Look through the data below and say how many of its lines contain "prefix", adding nothing else.
┌──
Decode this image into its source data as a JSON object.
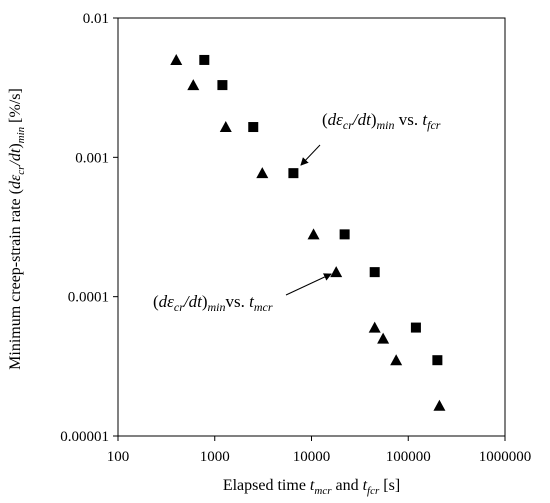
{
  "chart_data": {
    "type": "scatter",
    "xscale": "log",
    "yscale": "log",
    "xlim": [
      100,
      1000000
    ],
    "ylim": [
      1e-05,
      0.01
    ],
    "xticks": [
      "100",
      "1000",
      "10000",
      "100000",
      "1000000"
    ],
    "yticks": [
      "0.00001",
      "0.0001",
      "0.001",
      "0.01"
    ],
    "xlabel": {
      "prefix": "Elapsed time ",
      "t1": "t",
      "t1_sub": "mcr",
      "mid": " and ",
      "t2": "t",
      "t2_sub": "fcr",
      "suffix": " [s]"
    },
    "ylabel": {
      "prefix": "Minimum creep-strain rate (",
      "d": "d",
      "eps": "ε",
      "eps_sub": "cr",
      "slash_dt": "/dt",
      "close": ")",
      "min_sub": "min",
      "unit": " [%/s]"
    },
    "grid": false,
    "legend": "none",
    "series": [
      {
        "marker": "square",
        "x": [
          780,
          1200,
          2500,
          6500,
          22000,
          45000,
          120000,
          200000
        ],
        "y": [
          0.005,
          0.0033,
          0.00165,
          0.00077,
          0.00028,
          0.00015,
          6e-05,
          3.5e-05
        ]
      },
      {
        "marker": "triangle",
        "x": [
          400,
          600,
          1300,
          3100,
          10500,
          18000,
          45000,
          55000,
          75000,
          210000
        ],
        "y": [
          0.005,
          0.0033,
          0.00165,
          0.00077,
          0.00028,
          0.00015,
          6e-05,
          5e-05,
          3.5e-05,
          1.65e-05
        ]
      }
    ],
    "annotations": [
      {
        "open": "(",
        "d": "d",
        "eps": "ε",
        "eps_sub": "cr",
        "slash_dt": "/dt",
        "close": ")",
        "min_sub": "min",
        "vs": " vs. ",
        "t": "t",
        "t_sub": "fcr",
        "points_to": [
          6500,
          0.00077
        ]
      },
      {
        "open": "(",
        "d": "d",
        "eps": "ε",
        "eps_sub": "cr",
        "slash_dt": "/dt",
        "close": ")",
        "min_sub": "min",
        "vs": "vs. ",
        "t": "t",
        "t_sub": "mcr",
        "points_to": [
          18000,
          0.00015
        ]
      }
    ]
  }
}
└──
┌──
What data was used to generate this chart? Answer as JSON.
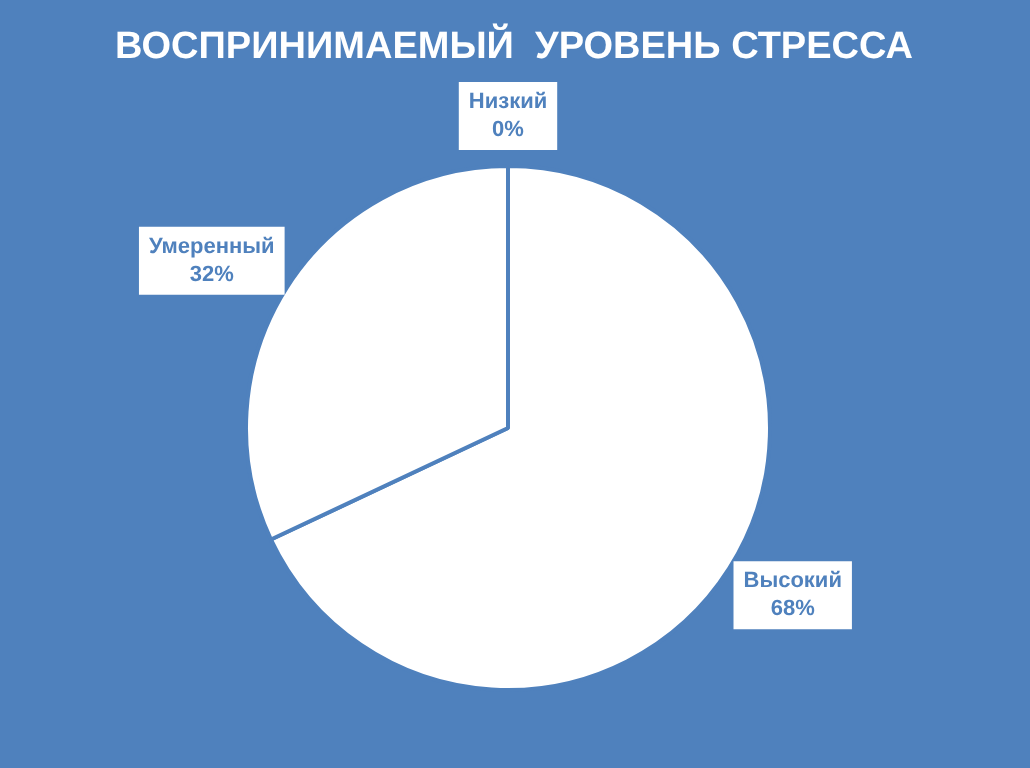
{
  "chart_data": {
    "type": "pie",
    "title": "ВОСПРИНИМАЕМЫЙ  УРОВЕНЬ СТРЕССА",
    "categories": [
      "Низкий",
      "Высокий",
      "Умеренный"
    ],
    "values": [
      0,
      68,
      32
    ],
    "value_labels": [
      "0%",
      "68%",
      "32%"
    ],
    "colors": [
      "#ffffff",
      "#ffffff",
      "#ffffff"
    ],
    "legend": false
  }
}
└──
» EXERCISE SOLUTION: 2